■ Exercise requirements
Select, from the material below, each line with "label" in it.

■ Provided records

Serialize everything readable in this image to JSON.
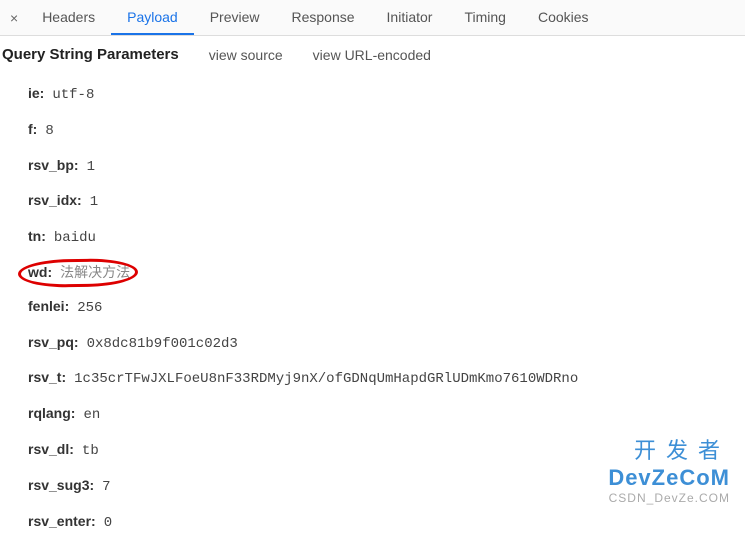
{
  "tabs": {
    "close": "×",
    "items": [
      {
        "label": "Headers",
        "active": false
      },
      {
        "label": "Payload",
        "active": true
      },
      {
        "label": "Preview",
        "active": false
      },
      {
        "label": "Response",
        "active": false
      },
      {
        "label": "Initiator",
        "active": false
      },
      {
        "label": "Timing",
        "active": false
      },
      {
        "label": "Cookies",
        "active": false
      }
    ]
  },
  "section": {
    "title": "Query String Parameters",
    "actions": [
      "view source",
      "view URL-encoded"
    ]
  },
  "params": [
    {
      "key": "ie:",
      "value": "utf-8",
      "highlighted": false
    },
    {
      "key": "f:",
      "value": "8",
      "highlighted": false
    },
    {
      "key": "rsv_bp:",
      "value": "1",
      "highlighted": false
    },
    {
      "key": "rsv_idx:",
      "value": "1",
      "highlighted": false
    },
    {
      "key": "tn:",
      "value": "baidu",
      "highlighted": false
    },
    {
      "key": "wd:",
      "value": "法解决方法",
      "highlighted": true
    },
    {
      "key": "fenlei:",
      "value": "256",
      "highlighted": false
    },
    {
      "key": "rsv_pq:",
      "value": "0x8dc81b9f001c02d3",
      "highlighted": false
    },
    {
      "key": "rsv_t:",
      "value": "1c35crTFwJXLFoeU8nF33RDMyj9nX/ofGDNqUmHapdGRlUDmKmo7610WDRno",
      "highlighted": false
    },
    {
      "key": "rqlang:",
      "value": "en",
      "highlighted": false
    },
    {
      "key": "rsv_dl:",
      "value": "tb",
      "highlighted": false
    },
    {
      "key": "rsv_sug3:",
      "value": "7",
      "highlighted": false
    },
    {
      "key": "rsv_enter:",
      "value": "0",
      "highlighted": false
    }
  ],
  "watermark": {
    "cn": "开发者",
    "en": "DevZeCoM",
    "sub": "CSDN_DevZe.COM"
  }
}
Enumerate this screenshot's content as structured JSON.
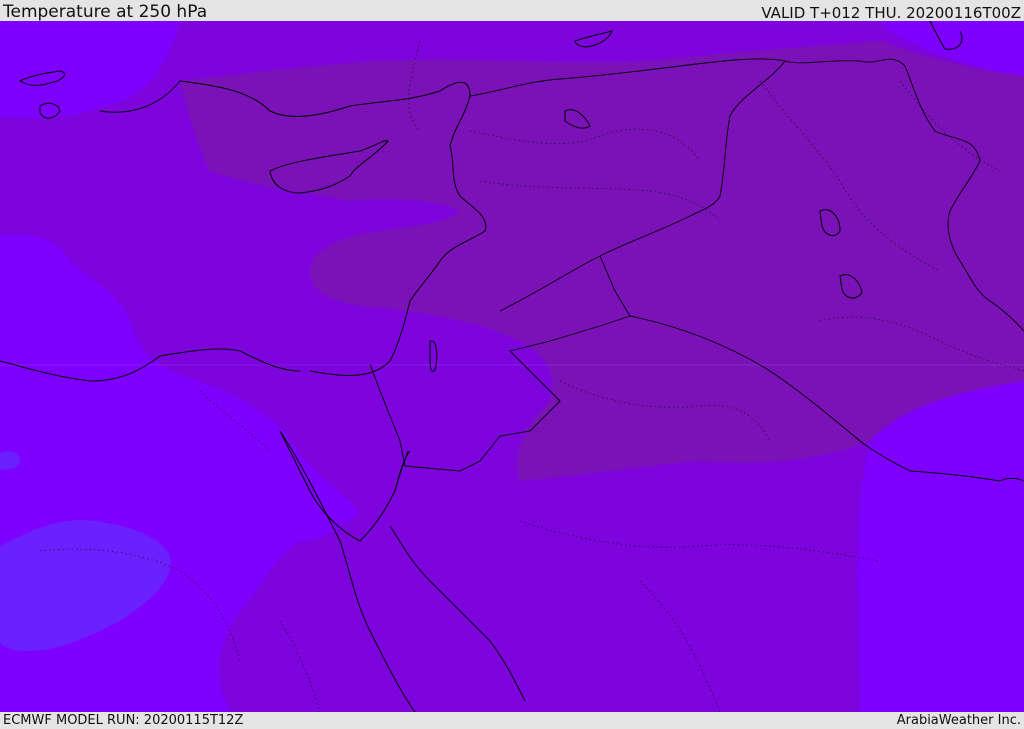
{
  "header": {
    "title": "Temperature at 250 hPa",
    "valid": "VALID T+012 THU. 20200116T00Z"
  },
  "footer": {
    "model_run": "ECMWF MODEL RUN: 20200115T12Z",
    "credit": "ArabiaWeather Inc."
  },
  "map": {
    "field": "temperature",
    "level": "250 hPa",
    "colors": {
      "warmest_band": "#7a12b8",
      "middle_band": "#7d04dd",
      "coolest_band": "#7e00ff",
      "cold_pocket": "#6a20ff",
      "coastline": "#000000"
    }
  }
}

■ Expected answer
        "label": "Headers",
        "label": "Payload",
        "label": "Preview",
        "label": "Response",
        "label": "Initiator",
        "label": "Timing",
        "label": "Cookies",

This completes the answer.